■ **SET EXERCISE**:
Restate all the material verbatim, except for the pictures.

Dataset records
★ ★ ★

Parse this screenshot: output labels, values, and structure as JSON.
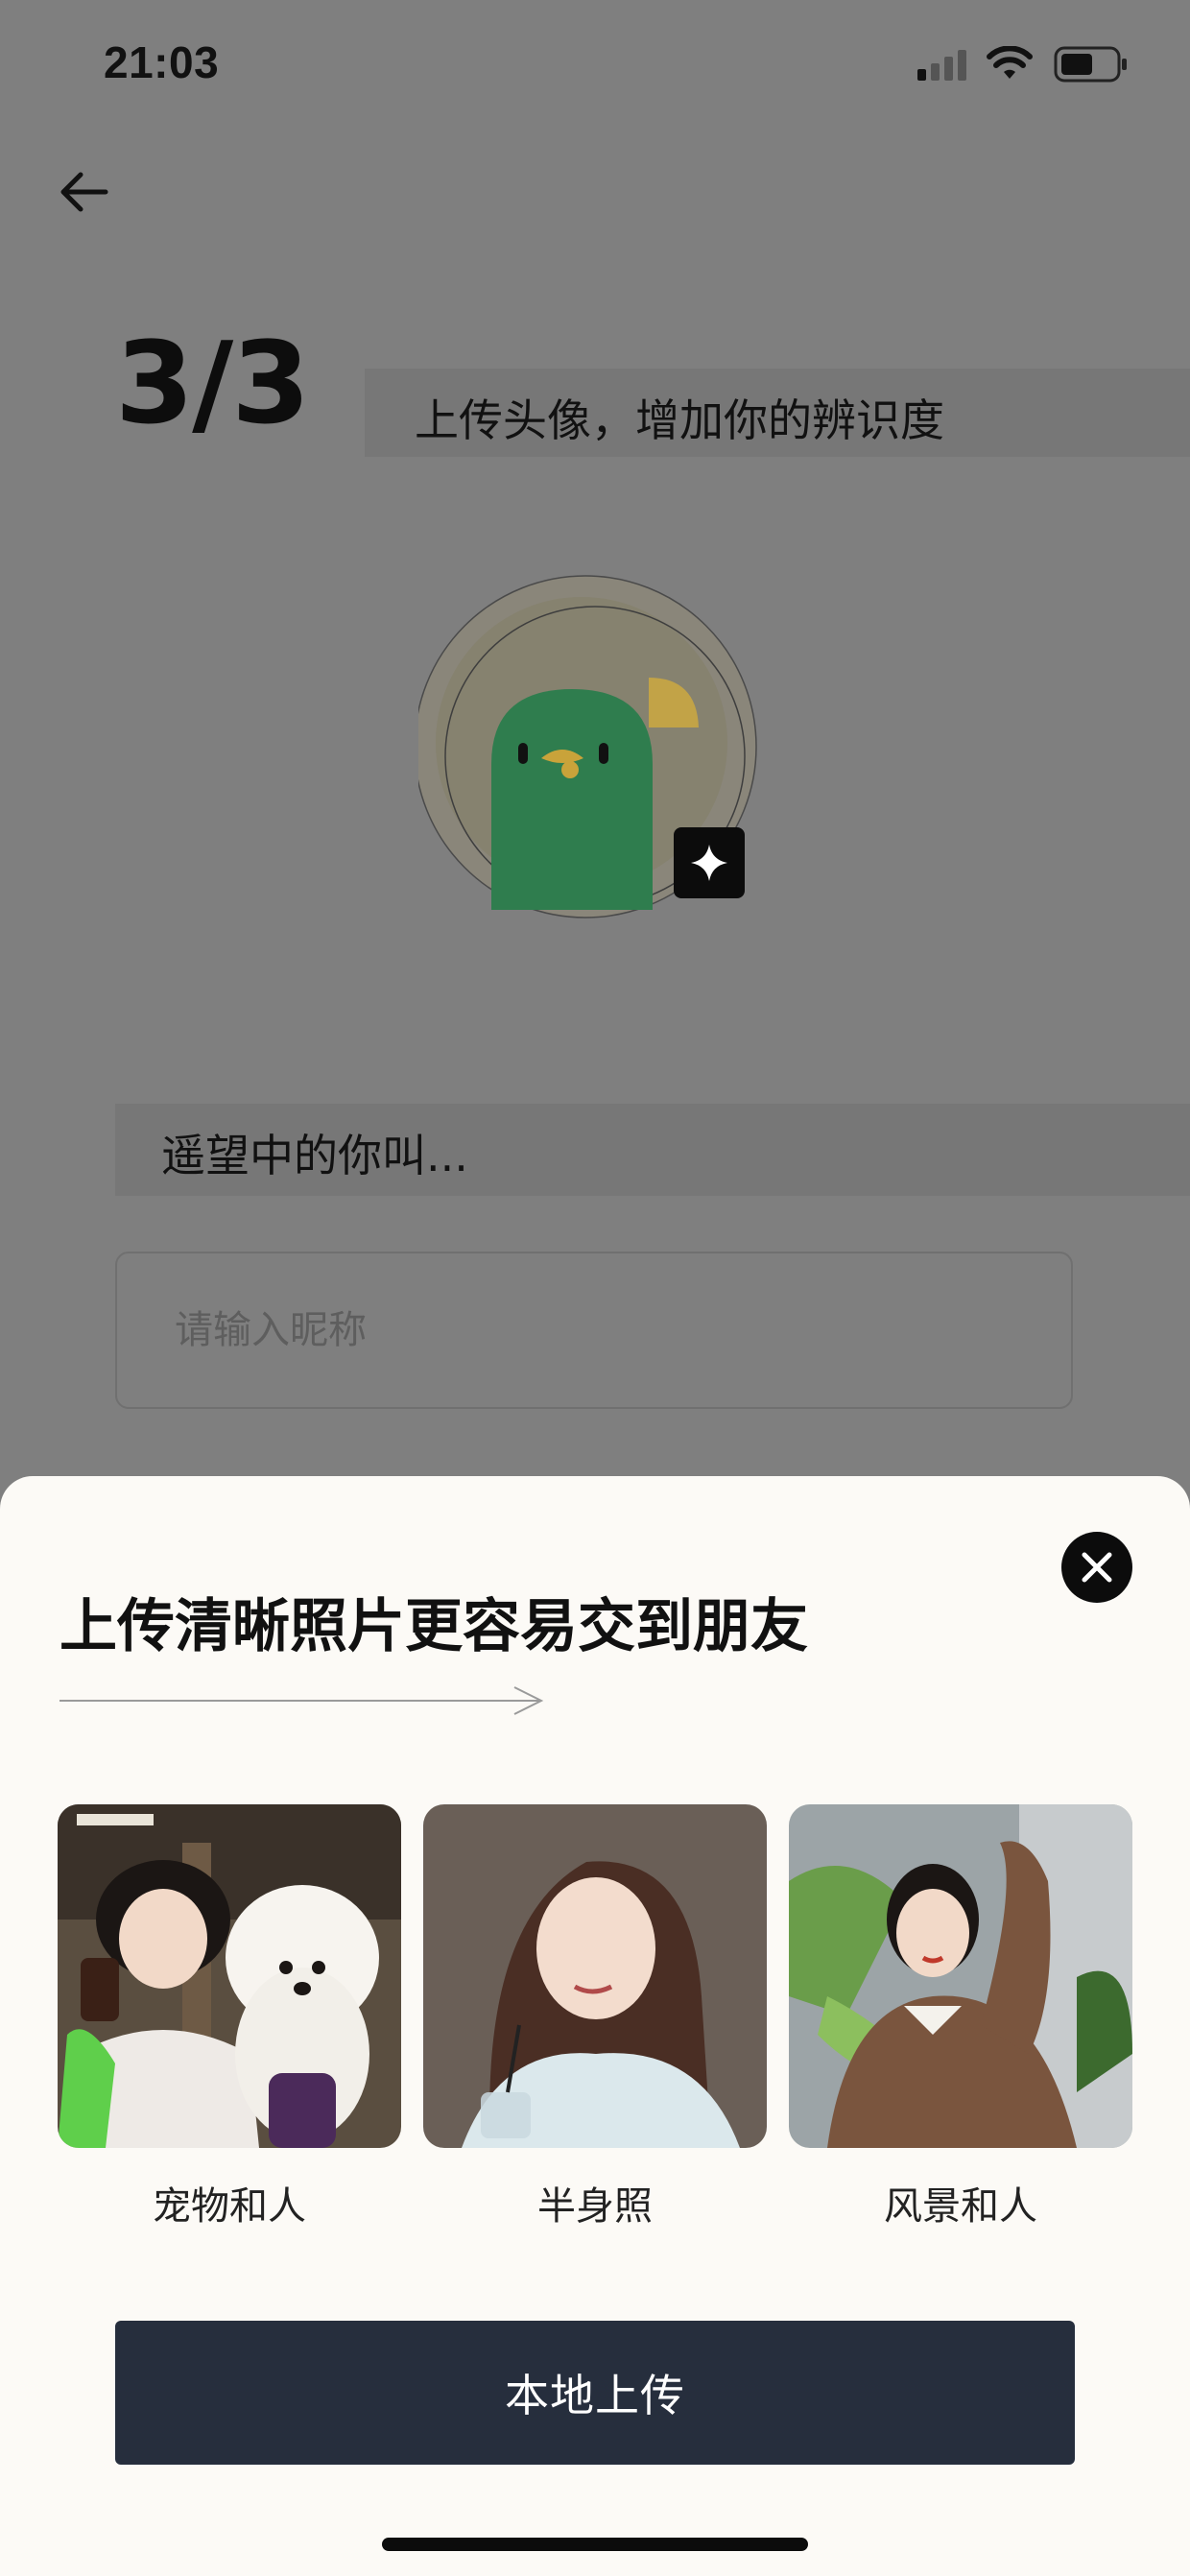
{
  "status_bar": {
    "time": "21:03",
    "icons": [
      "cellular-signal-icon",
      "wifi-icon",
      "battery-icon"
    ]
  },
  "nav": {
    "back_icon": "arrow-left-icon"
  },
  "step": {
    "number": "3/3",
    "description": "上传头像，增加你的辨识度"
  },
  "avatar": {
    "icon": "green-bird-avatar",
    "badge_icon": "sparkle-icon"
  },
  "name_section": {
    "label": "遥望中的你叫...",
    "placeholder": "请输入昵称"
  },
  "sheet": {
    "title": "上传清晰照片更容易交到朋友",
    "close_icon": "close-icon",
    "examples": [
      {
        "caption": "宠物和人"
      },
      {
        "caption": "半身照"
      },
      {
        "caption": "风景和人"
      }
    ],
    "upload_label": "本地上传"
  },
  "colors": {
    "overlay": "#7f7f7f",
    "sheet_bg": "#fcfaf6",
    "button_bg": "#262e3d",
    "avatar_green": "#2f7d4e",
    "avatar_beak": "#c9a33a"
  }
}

★ ★ ★

■ **PROBLEM SOLUTION**:
Parse this screenshot: output labels, values, and structure as JSON.
{
  "status_bar": {
    "time": "21:03",
    "icons": [
      "cellular-signal-icon",
      "wifi-icon",
      "battery-icon"
    ]
  },
  "nav": {
    "back_icon": "arrow-left-icon"
  },
  "step": {
    "number": "3/3",
    "description": "上传头像，增加你的辨识度"
  },
  "avatar": {
    "icon": "green-bird-avatar",
    "badge_icon": "sparkle-icon"
  },
  "name_section": {
    "label": "遥望中的你叫...",
    "placeholder": "请输入昵称"
  },
  "sheet": {
    "title": "上传清晰照片更容易交到朋友",
    "close_icon": "close-icon",
    "examples": [
      {
        "caption": "宠物和人"
      },
      {
        "caption": "半身照"
      },
      {
        "caption": "风景和人"
      }
    ],
    "upload_label": "本地上传"
  },
  "colors": {
    "overlay": "#7f7f7f",
    "sheet_bg": "#fcfaf6",
    "button_bg": "#262e3d",
    "avatar_green": "#2f7d4e",
    "avatar_beak": "#c9a33a"
  }
}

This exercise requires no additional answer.